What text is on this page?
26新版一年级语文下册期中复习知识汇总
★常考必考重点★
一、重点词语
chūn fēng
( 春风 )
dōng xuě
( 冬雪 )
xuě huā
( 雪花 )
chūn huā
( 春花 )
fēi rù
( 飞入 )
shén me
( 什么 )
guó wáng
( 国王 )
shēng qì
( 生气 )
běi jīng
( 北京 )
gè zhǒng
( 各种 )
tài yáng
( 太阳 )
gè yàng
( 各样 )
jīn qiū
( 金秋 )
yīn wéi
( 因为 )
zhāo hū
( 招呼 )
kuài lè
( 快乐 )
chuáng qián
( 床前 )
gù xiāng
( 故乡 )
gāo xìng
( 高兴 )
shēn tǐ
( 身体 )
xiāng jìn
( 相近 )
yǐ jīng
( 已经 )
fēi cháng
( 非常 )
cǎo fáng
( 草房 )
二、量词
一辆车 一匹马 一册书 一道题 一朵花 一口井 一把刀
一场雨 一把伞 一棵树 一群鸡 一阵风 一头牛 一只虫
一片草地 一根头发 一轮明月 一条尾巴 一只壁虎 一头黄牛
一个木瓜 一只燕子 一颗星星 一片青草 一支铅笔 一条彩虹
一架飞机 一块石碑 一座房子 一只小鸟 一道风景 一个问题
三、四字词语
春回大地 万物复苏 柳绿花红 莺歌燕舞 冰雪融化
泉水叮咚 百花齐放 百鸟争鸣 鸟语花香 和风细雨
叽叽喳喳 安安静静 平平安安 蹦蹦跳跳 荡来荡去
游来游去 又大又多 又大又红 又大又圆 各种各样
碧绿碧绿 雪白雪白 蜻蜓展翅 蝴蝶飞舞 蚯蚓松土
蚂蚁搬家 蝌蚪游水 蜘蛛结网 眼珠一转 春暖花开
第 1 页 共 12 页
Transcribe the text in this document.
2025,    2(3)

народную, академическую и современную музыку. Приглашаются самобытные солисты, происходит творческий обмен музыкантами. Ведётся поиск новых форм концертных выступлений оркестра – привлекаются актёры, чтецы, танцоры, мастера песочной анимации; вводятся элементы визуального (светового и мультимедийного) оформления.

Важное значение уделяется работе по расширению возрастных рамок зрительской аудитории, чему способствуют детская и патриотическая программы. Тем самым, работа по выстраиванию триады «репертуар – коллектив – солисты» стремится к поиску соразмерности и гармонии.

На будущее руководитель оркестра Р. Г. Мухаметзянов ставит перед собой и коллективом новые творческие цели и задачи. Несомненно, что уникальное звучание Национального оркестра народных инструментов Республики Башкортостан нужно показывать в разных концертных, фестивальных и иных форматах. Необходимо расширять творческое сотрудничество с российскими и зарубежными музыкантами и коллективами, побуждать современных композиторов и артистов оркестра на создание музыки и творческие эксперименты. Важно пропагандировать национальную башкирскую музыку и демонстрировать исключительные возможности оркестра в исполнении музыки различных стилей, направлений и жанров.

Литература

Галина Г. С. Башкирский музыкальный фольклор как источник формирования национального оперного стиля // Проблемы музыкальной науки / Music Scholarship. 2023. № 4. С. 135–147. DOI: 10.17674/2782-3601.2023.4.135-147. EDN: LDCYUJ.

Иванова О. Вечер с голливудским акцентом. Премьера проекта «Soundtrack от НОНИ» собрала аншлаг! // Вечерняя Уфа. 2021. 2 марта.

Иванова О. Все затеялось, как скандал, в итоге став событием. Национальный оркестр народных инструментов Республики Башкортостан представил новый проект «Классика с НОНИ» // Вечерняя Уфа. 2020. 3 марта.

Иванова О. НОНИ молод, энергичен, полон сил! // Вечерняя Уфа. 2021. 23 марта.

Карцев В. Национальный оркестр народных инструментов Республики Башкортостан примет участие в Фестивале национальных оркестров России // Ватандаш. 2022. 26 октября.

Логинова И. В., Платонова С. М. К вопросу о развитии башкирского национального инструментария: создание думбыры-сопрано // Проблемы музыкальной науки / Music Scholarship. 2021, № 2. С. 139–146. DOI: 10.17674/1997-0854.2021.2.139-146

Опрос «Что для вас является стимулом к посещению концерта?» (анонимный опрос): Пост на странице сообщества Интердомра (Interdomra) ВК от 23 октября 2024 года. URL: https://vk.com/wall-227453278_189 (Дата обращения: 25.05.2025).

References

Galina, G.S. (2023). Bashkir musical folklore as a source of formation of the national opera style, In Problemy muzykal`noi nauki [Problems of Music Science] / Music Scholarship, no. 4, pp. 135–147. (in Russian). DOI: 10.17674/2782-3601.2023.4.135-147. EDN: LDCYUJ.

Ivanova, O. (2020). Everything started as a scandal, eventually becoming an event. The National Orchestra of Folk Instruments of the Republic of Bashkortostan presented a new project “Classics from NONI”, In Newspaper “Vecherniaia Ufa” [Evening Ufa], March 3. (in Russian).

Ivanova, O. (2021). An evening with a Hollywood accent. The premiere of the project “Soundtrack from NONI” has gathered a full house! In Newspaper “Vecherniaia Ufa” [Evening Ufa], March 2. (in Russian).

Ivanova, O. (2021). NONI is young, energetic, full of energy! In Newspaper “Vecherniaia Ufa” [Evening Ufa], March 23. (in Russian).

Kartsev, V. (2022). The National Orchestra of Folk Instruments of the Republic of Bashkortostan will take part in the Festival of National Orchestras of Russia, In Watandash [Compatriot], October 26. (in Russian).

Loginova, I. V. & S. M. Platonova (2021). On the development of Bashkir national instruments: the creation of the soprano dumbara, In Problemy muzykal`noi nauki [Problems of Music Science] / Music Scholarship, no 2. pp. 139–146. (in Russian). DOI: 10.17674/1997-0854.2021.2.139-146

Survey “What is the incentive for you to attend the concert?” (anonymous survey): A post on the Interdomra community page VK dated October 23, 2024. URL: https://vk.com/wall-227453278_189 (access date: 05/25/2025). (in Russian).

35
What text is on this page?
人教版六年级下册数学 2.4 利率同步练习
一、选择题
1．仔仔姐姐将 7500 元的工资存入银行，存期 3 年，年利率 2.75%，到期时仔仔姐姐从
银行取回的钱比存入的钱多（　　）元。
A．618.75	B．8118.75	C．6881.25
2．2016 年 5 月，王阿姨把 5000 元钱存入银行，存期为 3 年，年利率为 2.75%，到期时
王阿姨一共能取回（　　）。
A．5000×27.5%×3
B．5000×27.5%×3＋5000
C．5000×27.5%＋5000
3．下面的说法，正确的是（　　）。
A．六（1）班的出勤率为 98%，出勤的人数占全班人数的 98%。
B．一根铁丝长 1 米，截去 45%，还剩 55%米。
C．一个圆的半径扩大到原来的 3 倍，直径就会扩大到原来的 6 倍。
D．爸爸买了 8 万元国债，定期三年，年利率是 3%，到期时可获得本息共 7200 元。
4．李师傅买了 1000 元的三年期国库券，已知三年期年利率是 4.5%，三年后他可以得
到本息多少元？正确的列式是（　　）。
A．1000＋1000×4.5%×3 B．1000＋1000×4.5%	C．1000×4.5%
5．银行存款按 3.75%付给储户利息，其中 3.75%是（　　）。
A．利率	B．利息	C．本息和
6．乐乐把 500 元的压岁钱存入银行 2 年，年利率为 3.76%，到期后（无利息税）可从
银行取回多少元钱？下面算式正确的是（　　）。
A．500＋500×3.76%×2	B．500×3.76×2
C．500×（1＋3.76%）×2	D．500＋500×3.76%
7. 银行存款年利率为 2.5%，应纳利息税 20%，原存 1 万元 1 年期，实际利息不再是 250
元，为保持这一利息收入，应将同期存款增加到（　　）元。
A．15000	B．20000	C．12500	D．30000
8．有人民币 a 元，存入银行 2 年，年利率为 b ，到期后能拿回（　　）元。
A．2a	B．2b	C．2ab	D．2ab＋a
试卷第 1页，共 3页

Exercise aim
The records above must be output exactly, in full.

Task output
What text is on this page?
26新版一年级语文下册期中复习知识汇总
★常考必考重点★
一、重点词语
chūn fēng
( 春风 )
dōng xuě
( 冬雪 )
xuě huā
( 雪花 )
chūn huā
( 春花 )
fēi rù
( 飞入 )
shén me
( 什么 )
guó wáng
( 国王 )
shēng qì
( 生气 )
běi jīng
( 北京 )
gè zhǒng
( 各种 )
tài yáng
( 太阳 )
gè yàng
( 各样 )
jīn qiū
( 金秋 )
yīn wéi
( 因为 )
zhāo hū
( 招呼 )
kuài lè
( 快乐 )
chuáng qián
( 床前 )
gù xiāng
( 故乡 )
gāo xìng
( 高兴 )
shēn tǐ
( 身体 )
xiāng jìn
( 相近 )
yǐ jīng
( 已经 )
fēi cháng
( 非常 )
cǎo fáng
( 草房 )
二、量词
一辆车 一匹马 一册书 一道题 一朵花 一口井 一把刀
一场雨 一把伞 一棵树 一群鸡 一阵风 一头牛 一只虫
一片草地 一根头发 一轮明月 一条尾巴 一只壁虎 一头黄牛
一个木瓜 一只燕子 一颗星星 一片青草 一支铅笔 一条彩虹
一架飞机 一块石碑 一座房子 一只小鸟 一道风景 一个问题
三、四字词语
春回大地 万物复苏 柳绿花红 莺歌燕舞 冰雪融化
泉水叮咚 百花齐放 百鸟争鸣 鸟语花香 和风细雨
叽叽喳喳 安安静静 平平安安 蹦蹦跳跳 荡来荡去
游来游去 又大又多 又大又红 又大又圆 各种各样
碧绿碧绿 雪白雪白 蜻蜓展翅 蝴蝶飞舞 蚯蚓松土
蚂蚁搬家 蝌蚪游水 蜘蛛结网 眼珠一转 春暖花开
第 1 页 共 12 页
Transcribe the text in this document.
2025,    2(3)

народную, академическую и современную музыку. Приглашаются самобытные солисты, происходит творческий обмен музыкантами. Ведётся поиск новых форм концертных выступлений оркестра – привлекаются актёры, чтецы, танцоры, мастера песочной анимации; вводятся элементы визуального (светового и мультимедийного) оформления.

Важное значение уделяется работе по расширению возрастных рамок зрительской аудитории, чему способствуют детская и патриотическая программы. Тем самым, работа по выстраиванию триады «репертуар – коллектив – солисты» стремится к поиску соразмерности и гармонии.

На будущее руководитель оркестра Р. Г. Мухаметзянов ставит перед собой и коллективом новые творческие цели и задачи. Несомненно, что уникальное звучание Национального оркестра народных инструментов Республики Башкортостан нужно показывать в разных концертных, фестивальных и иных форматах. Необходимо расширять творческое сотрудничество с российскими и зарубежными музыкантами и коллективами, побуждать современных композиторов и артистов оркестра на создание музыки и творческие эксперименты. Важно пропагандировать национальную башкирскую музыку и демонстрировать исключительные возможности оркестра в исполнении музыки различных стилей, направлений и жанров.

Литература

Галина Г. С. Башкирский музыкальный фольклор как источник формирования национального оперного стиля // Проблемы музыкальной науки / Music Scholarship. 2023. № 4. С. 135–147. DOI: 10.17674/2782-3601.2023.4.135-147. EDN: LDCYUJ.

Иванова О. Вечер с голливудским акцентом. Премьера проекта «Soundtrack от НОНИ» собрала аншлаг! // Вечерняя Уфа. 2021. 2 марта.

Иванова О. Все затеялось, как скандал, в итоге став событием. Национальный оркестр народных инструментов Республики Башкортостан представил новый проект «Классика с НОНИ» // Вечерняя Уфа. 2020. 3 марта.

Иванова О. НОНИ молод, энергичен, полон сил! // Вечерняя Уфа. 2021. 23 марта.

Карцев В. Национальный оркестр народных инструментов Республики Башкортостан примет участие в Фестивале национальных оркестров России // Ватандаш. 2022. 26 октября.

Логинова И. В., Платонова С. М. К вопросу о развитии башкирского национального инструментария: создание думбыры-сопрано // Проблемы музыкальной науки / Music Scholarship. 2021, № 2. С. 139–146. DOI: 10.17674/1997-0854.2021.2.139-146

Опрос «Что для вас является стимулом к посещению концерта?» (анонимный опрос): Пост на странице сообщества Интердомра (Interdomra) ВК от 23 октября 2024 года. URL: https://vk.com/wall-227453278_189 (Дата обращения: 25.05.2025).

References

Galina, G.S. (2023). Bashkir musical folklore as a source of formation of the national opera style, In Problemy muzykal`noi nauki [Problems of Music Science] / Music Scholarship, no. 4, pp. 135–147. (in Russian). DOI: 10.17674/2782-3601.2023.4.135-147. EDN: LDCYUJ.

Ivanova, O. (2020). Everything started as a scandal, eventually becoming an event. The National Orchestra of Folk Instruments of the Republic of Bashkortostan presented a new project “Classics from NONI”, In Newspaper “Vecherniaia Ufa” [Evening Ufa], March 3. (in Russian).

Ivanova, O. (2021). An evening with a Hollywood accent. The premiere of the project “Soundtrack from NONI” has gathered a full house! In Newspaper “Vecherniaia Ufa” [Evening Ufa], March 2. (in Russian).

Ivanova, O. (2021). NONI is young, energetic, full of energy! In Newspaper “Vecherniaia Ufa” [Evening Ufa], March 23. (in Russian).

Kartsev, V. (2022). The National Orchestra of Folk Instruments of the Republic of Bashkortostan will take part in the Festival of National Orchestras of Russia, In Watandash [Compatriot], October 26. (in Russian).

Loginova, I. V. & S. M. Platonova (2021). On the development of Bashkir national instruments: the creation of the soprano dumbara, In Problemy muzykal`noi nauki [Problems of Music Science] / Music Scholarship, no 2. pp. 139–146. (in Russian). DOI: 10.17674/1997-0854.2021.2.139-146

Survey “What is the incentive for you to attend the concert?” (anonymous survey): A post on the Interdomra community page VK dated October 23, 2024. URL: https://vk.com/wall-227453278_189 (access date: 05/25/2025). (in Russian).

35
What text is on this page?
人教版六年级下册数学 2.4 利率同步练习
一、选择题
1．仔仔姐姐将 7500 元的工资存入银行，存期 3 年，年利率 2.75%，到期时仔仔姐姐从
银行取回的钱比存入的钱多（　　）元。
A．618.75	B．8118.75	C．6881.25
2．2016 年 5 月，王阿姨把 5000 元钱存入银行，存期为 3 年，年利率为 2.75%，到期时
王阿姨一共能取回（　　）。
A．5000×27.5%×3
B．5000×27.5%×3＋5000
C．5000×27.5%＋5000
3．下面的说法，正确的是（　　）。
A．六（1）班的出勤率为 98%，出勤的人数占全班人数的 98%。
B．一根铁丝长 1 米，截去 45%，还剩 55%米。
C．一个圆的半径扩大到原来的 3 倍，直径就会扩大到原来的 6 倍。
D．爸爸买了 8 万元国债，定期三年，年利率是 3%，到期时可获得本息共 7200 元。
4．李师傅买了 1000 元的三年期国库券，已知三年期年利率是 4.5%，三年后他可以得
到本息多少元？正确的列式是（　　）。
A．1000＋1000×4.5%×3 B．1000＋1000×4.5%	C．1000×4.5%
5．银行存款按 3.75%付给储户利息，其中 3.75%是（　　）。
A．利率	B．利息	C．本息和
6．乐乐把 500 元的压岁钱存入银行 2 年，年利率为 3.76%，到期后（无利息税）可从
银行取回多少元钱？下面算式正确的是（　　）。
A．500＋500×3.76%×2	B．500×3.76×2
C．500×（1＋3.76%）×2	D．500＋500×3.76%
7. 银行存款年利率为 2.5%，应纳利息税 20%，原存 1 万元 1 年期，实际利息不再是 250
元，为保持这一利息收入，应将同期存款增加到（　　）元。
A．15000	B．20000	C．12500	D．30000
8．有人民币 a 元，存入银行 2 年，年利率为 b ，到期后能拿回（　　）元。
A．2a	B．2b	C．2ab	D．2ab＋a
试卷第 1页，共 3页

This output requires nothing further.